*Supplied data*.
------

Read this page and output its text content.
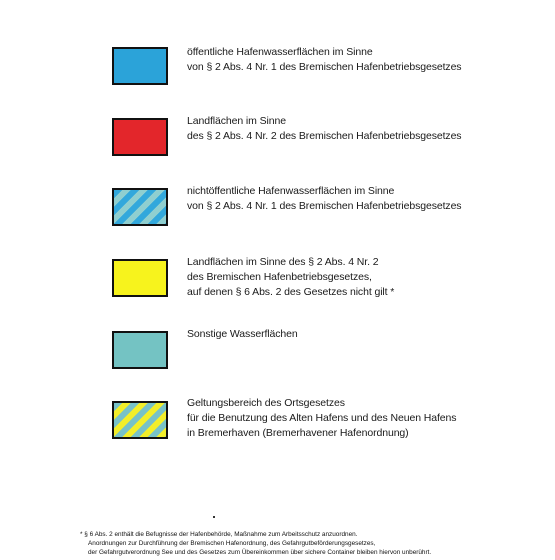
öffentliche Hafenwasserflächen im Sinne
von § 2 Abs. 4 Nr. 1 des Bremischen Hafenbetriebsgesetzes
Landflächen im Sinne
des § 2 Abs. 4 Nr. 2 des Bremischen Hafenbetriebsgesetzes
nichtöffentliche Hafenwasserflächen im Sinne
von § 2 Abs. 4 Nr. 1 des Bremischen Hafenbetriebsgesetzes
Landflächen im Sinne des § 2 Abs. 4 Nr. 2
des Bremischen Hafenbetriebsgesetzes,
auf denen § 6 Abs. 2 des Gesetzes nicht gilt *
Sonstige Wasserflächen
Geltungsbereich des Ortsgesetzes
für die Benutzung des Alten Hafens und des Neuen Hafens
in Bremerhaven (Bremerhavener Hafenordnung)
* § 6 Abs. 2 enthält die Befugnisse der Hafenbehörde, Maßnahme zum Arbeitsschutz anzuordnen.
Anordnungen zur Durchführung der Bremischen Hafenordnung, des Gefahrgutbeförderungsgesetzes,
der Gefahrgutverordnung See und des Gesetzes zum Übereinkommen über sichere Container bleiben hiervon unberührt.
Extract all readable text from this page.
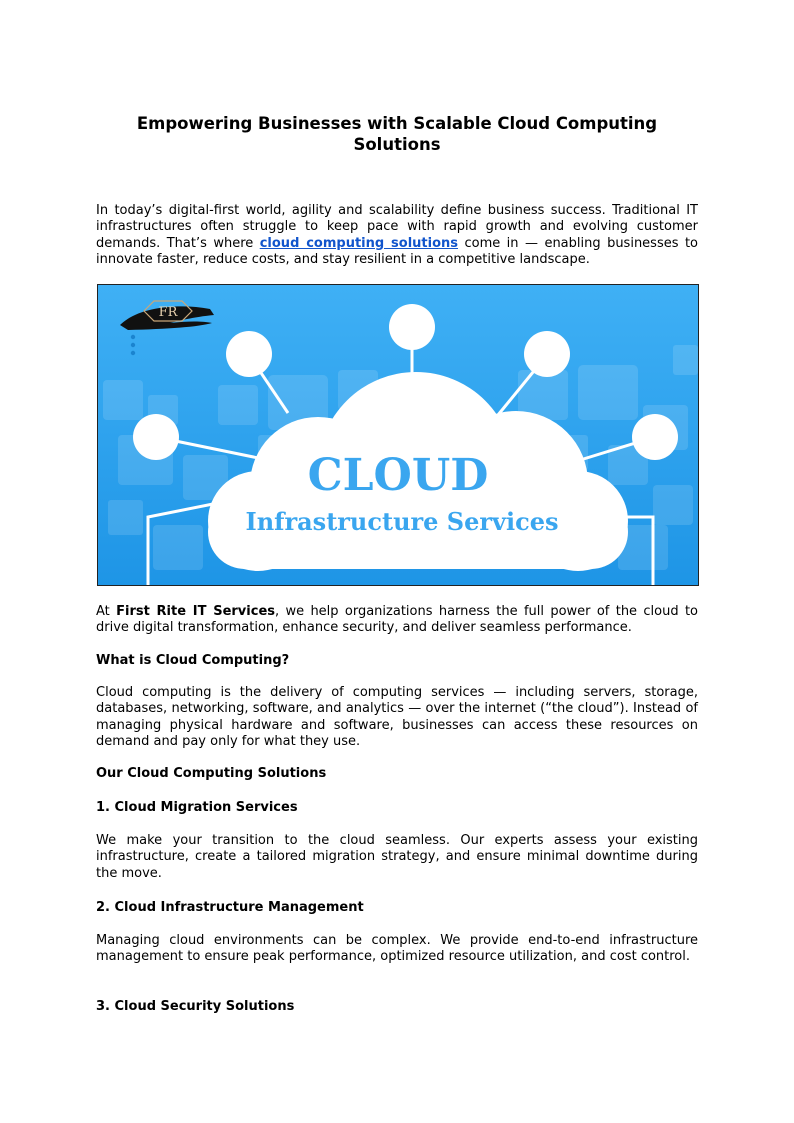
Empowering Businesses with Scalable Cloud Computing Solutions

In today’s digital-first world, agility and scalability define business success. Traditional IT infrastructures often struggle to keep pace with rapid growth and evolving customer demands. That’s where cloud computing solutions come in — enabling businesses to innovate faster, reduce costs, and stay resilient in a competitive landscape.

FR
CLOUD
Infrastructure Services

At First Rite IT Services, we help organizations harness the full power of the cloud to drive digital transformation, enhance security, and deliver seamless performance.

What is Cloud Computing?

Cloud computing is the delivery of computing services — including servers, storage, databases, networking, software, and analytics — over the internet (“the cloud”). Instead of managing physical hardware and software, businesses can access these resources on demand and pay only for what they use.

Our Cloud Computing Solutions
1. Cloud Migration Services

We make your transition to the cloud seamless. Our experts assess your existing infrastructure, create a tailored migration strategy, and ensure minimal downtime during the move.

2. Cloud Infrastructure Management

Managing cloud environments can be complex. We provide end-to-end infrastructure management to ensure peak performance, optimized resource utilization, and cost control.

3. Cloud Security Solutions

------

*The problem*. Repeat all the data as it stands, dropping any images it holds.

*Solved exercise*.
Read this page and output its text content.
öffentliche Hafenwasserflächen im Sinne
von § 2 Abs. 4 Nr. 1 des Bremischen Hafenbetriebsgesetzes
Landflächen im Sinne
des § 2 Abs. 4 Nr. 2 des Bremischen Hafenbetriebsgesetzes
nichtöffentliche Hafenwasserflächen im Sinne
von § 2 Abs. 4 Nr. 1 des Bremischen Hafenbetriebsgesetzes
Landflächen im Sinne des § 2 Abs. 4 Nr. 2
des Bremischen Hafenbetriebsgesetzes,
auf denen § 6 Abs. 2 des Gesetzes nicht gilt *
Sonstige Wasserflächen
Geltungsbereich des Ortsgesetzes
für die Benutzung des Alten Hafens und des Neuen Hafens
in Bremerhaven (Bremerhavener Hafenordnung)
* § 6 Abs. 2 enthält die Befugnisse der Hafenbehörde, Maßnahme zum Arbeitsschutz anzuordnen.
Anordnungen zur Durchführung der Bremischen Hafenordnung, des Gefahrgutbeförderungsgesetzes,
der Gefahrgutverordnung See und des Gesetzes zum Übereinkommen über sichere Container bleiben hiervon unberührt.
Extract all readable text from this page.
Empowering Businesses with Scalable Cloud Computing Solutions

In today’s digital-first world, agility and scalability define business success. Traditional IT infrastructures often struggle to keep pace with rapid growth and evolving customer demands. That’s where cloud computing solutions come in — enabling businesses to innovate faster, reduce costs, and stay resilient in a competitive landscape.

FR
CLOUD
Infrastructure Services

At First Rite IT Services, we help organizations harness the full power of the cloud to drive digital transformation, enhance security, and deliver seamless performance.

What is Cloud Computing?

Cloud computing is the delivery of computing services — including servers, storage, databases, networking, software, and analytics — over the internet (“the cloud”). Instead of managing physical hardware and software, businesses can access these resources on demand and pay only for what they use.

Our Cloud Computing Solutions
1. Cloud Migration Services

We make your transition to the cloud seamless. Our experts assess your existing infrastructure, create a tailored migration strategy, and ensure minimal downtime during the move.

2. Cloud Infrastructure Management

Managing cloud environments can be complex. We provide end-to-end infrastructure management to ensure peak performance, optimized resource utilization, and cost control.

3. Cloud Security Solutions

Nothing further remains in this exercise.